◆ **Data**:
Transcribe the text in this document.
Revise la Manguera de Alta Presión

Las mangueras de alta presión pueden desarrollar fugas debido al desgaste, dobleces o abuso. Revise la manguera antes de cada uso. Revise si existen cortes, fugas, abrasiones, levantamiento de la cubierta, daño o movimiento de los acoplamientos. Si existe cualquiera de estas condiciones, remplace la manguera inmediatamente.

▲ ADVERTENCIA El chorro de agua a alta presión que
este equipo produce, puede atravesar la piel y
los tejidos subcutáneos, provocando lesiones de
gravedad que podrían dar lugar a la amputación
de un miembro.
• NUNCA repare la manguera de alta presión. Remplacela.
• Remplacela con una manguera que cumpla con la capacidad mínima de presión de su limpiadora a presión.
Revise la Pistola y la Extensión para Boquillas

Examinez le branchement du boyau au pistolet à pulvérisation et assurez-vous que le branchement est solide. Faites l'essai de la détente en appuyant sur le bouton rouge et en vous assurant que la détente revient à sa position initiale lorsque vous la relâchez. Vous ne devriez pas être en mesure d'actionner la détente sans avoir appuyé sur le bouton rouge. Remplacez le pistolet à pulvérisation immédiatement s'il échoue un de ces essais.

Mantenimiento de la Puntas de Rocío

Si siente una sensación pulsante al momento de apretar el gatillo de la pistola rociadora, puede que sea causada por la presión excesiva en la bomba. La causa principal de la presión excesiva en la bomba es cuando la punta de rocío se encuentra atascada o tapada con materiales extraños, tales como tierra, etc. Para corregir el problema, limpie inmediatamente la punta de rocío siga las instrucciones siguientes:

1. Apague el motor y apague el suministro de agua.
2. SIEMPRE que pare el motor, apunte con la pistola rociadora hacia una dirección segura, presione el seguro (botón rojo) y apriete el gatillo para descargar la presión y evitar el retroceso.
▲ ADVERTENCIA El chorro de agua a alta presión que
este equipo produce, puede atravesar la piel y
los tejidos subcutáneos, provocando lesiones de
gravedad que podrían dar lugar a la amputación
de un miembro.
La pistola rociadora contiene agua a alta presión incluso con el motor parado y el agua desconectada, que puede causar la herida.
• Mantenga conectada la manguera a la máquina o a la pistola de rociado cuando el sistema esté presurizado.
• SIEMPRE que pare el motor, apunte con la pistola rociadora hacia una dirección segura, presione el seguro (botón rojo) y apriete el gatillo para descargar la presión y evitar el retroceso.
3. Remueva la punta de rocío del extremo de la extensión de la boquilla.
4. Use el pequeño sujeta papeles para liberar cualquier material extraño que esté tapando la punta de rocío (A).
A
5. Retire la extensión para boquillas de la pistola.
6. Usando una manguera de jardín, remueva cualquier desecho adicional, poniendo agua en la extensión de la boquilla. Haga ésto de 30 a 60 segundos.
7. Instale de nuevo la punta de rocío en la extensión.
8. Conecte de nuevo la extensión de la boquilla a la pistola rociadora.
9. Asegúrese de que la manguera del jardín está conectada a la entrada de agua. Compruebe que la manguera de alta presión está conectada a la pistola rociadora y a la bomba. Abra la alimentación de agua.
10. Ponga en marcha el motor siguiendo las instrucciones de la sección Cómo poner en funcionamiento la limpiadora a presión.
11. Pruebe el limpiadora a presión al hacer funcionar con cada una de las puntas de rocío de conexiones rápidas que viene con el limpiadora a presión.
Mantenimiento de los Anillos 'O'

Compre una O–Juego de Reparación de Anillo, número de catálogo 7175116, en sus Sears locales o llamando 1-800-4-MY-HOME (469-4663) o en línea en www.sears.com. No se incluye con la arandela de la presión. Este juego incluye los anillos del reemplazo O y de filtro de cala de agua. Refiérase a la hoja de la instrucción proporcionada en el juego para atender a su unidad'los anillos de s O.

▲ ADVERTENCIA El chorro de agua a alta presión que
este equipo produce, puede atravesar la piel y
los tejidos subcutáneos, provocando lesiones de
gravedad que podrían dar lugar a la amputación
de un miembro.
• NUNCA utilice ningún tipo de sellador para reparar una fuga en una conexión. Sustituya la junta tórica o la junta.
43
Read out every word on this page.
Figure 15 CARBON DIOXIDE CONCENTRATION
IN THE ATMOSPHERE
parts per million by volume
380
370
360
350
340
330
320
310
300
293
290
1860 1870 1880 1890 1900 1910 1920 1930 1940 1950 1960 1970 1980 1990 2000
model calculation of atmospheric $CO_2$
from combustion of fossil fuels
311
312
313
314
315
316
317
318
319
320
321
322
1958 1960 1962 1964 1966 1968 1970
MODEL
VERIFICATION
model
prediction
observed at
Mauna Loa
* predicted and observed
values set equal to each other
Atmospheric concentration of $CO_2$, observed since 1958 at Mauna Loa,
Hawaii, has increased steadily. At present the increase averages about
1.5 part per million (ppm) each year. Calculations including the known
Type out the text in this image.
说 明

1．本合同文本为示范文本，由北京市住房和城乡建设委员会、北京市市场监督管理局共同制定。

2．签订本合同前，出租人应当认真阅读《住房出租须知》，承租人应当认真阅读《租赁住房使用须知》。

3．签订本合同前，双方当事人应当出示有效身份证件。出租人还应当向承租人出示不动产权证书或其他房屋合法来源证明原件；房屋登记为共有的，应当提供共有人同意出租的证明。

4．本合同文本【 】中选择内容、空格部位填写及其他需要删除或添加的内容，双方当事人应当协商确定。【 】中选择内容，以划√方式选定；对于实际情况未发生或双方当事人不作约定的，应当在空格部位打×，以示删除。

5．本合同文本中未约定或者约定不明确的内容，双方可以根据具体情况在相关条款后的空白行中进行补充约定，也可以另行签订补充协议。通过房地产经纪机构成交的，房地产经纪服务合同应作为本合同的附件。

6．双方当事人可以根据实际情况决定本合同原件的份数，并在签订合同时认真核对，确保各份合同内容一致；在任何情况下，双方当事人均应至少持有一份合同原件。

◆ **Aim**: Write down the full listing again, exactly.

◆ **Task solution**:
Transcribe the text in this document.
Revise la Manguera de Alta Presión

Las mangueras de alta presión pueden desarrollar fugas debido al desgaste, dobleces o abuso. Revise la manguera antes de cada uso. Revise si existen cortes, fugas, abrasiones, levantamiento de la cubierta, daño o movimiento de los acoplamientos. Si existe cualquiera de estas condiciones, remplace la manguera inmediatamente.

▲ ADVERTENCIA El chorro de agua a alta presión que
este equipo produce, puede atravesar la piel y
los tejidos subcutáneos, provocando lesiones de
gravedad que podrían dar lugar a la amputación
de un miembro.
• NUNCA repare la manguera de alta presión. Remplacela.
• Remplacela con una manguera que cumpla con la capacidad mínima de presión de su limpiadora a presión.
Revise la Pistola y la Extensión para Boquillas

Examinez le branchement du boyau au pistolet à pulvérisation et assurez-vous que le branchement est solide. Faites l'essai de la détente en appuyant sur le bouton rouge et en vous assurant que la détente revient à sa position initiale lorsque vous la relâchez. Vous ne devriez pas être en mesure d'actionner la détente sans avoir appuyé sur le bouton rouge. Remplacez le pistolet à pulvérisation immédiatement s'il échoue un de ces essais.

Mantenimiento de la Puntas de Rocío

Si siente una sensación pulsante al momento de apretar el gatillo de la pistola rociadora, puede que sea causada por la presión excesiva en la bomba. La causa principal de la presión excesiva en la bomba es cuando la punta de rocío se encuentra atascada o tapada con materiales extraños, tales como tierra, etc. Para corregir el problema, limpie inmediatamente la punta de rocío siga las instrucciones siguientes:

1. Apague el motor y apague el suministro de agua.
2. SIEMPRE que pare el motor, apunte con la pistola rociadora hacia una dirección segura, presione el seguro (botón rojo) y apriete el gatillo para descargar la presión y evitar el retroceso.
▲ ADVERTENCIA El chorro de agua a alta presión que
este equipo produce, puede atravesar la piel y
los tejidos subcutáneos, provocando lesiones de
gravedad que podrían dar lugar a la amputación
de un miembro.
La pistola rociadora contiene agua a alta presión incluso con el motor parado y el agua desconectada, que puede causar la herida.
• Mantenga conectada la manguera a la máquina o a la pistola de rociado cuando el sistema esté presurizado.
• SIEMPRE que pare el motor, apunte con la pistola rociadora hacia una dirección segura, presione el seguro (botón rojo) y apriete el gatillo para descargar la presión y evitar el retroceso.
3. Remueva la punta de rocío del extremo de la extensión de la boquilla.
4. Use el pequeño sujeta papeles para liberar cualquier material extraño que esté tapando la punta de rocío (A).
A
5. Retire la extensión para boquillas de la pistola.
6. Usando una manguera de jardín, remueva cualquier desecho adicional, poniendo agua en la extensión de la boquilla. Haga ésto de 30 a 60 segundos.
7. Instale de nuevo la punta de rocío en la extensión.
8. Conecte de nuevo la extensión de la boquilla a la pistola rociadora.
9. Asegúrese de que la manguera del jardín está conectada a la entrada de agua. Compruebe que la manguera de alta presión está conectada a la pistola rociadora y a la bomba. Abra la alimentación de agua.
10. Ponga en marcha el motor siguiendo las instrucciones de la sección Cómo poner en funcionamiento la limpiadora a presión.
11. Pruebe el limpiadora a presión al hacer funcionar con cada una de las puntas de rocío de conexiones rápidas que viene con el limpiadora a presión.
Mantenimiento de los Anillos 'O'

Compre una O–Juego de Reparación de Anillo, número de catálogo 7175116, en sus Sears locales o llamando 1-800-4-MY-HOME (469-4663) o en línea en www.sears.com. No se incluye con la arandela de la presión. Este juego incluye los anillos del reemplazo O y de filtro de cala de agua. Refiérase a la hoja de la instrucción proporcionada en el juego para atender a su unidad'los anillos de s O.

▲ ADVERTENCIA El chorro de agua a alta presión que
este equipo produce, puede atravesar la piel y
los tejidos subcutáneos, provocando lesiones de
gravedad que podrían dar lugar a la amputación
de un miembro.
• NUNCA utilice ningún tipo de sellador para reparar una fuga en una conexión. Sustituya la junta tórica o la junta.
43
Read out every word on this page.
Figure 15 CARBON DIOXIDE CONCENTRATION
IN THE ATMOSPHERE
parts per million by volume
380
370
360
350
340
330
320
310
300
293
290
1860 1870 1880 1890 1900 1910 1920 1930 1940 1950 1960 1970 1980 1990 2000
model calculation of atmospheric $CO_2$
from combustion of fossil fuels
311
312
313
314
315
316
317
318
319
320
321
322
1958 1960 1962 1964 1966 1968 1970
MODEL
VERIFICATION
model
prediction
observed at
Mauna Loa
* predicted and observed
values set equal to each other
Atmospheric concentration of $CO_2$, observed since 1958 at Mauna Loa,
Hawaii, has increased steadily. At present the increase averages about
1.5 part per million (ppm) each year. Calculations including the known
Type out the text in this image.
说 明

1．本合同文本为示范文本，由北京市住房和城乡建设委员会、北京市市场监督管理局共同制定。

2．签订本合同前，出租人应当认真阅读《住房出租须知》，承租人应当认真阅读《租赁住房使用须知》。

3．签订本合同前，双方当事人应当出示有效身份证件。出租人还应当向承租人出示不动产权证书或其他房屋合法来源证明原件；房屋登记为共有的，应当提供共有人同意出租的证明。

4．本合同文本【 】中选择内容、空格部位填写及其他需要删除或添加的内容，双方当事人应当协商确定。【 】中选择内容，以划√方式选定；对于实际情况未发生或双方当事人不作约定的，应当在空格部位打×，以示删除。

5．本合同文本中未约定或者约定不明确的内容，双方可以根据具体情况在相关条款后的空白行中进行补充约定，也可以另行签订补充协议。通过房地产经纪机构成交的，房地产经纪服务合同应作为本合同的附件。

6．双方当事人可以根据实际情况决定本合同原件的份数，并在签订合同时认真核对，确保各份合同内容一致；在任何情况下，双方当事人均应至少持有一份合同原件。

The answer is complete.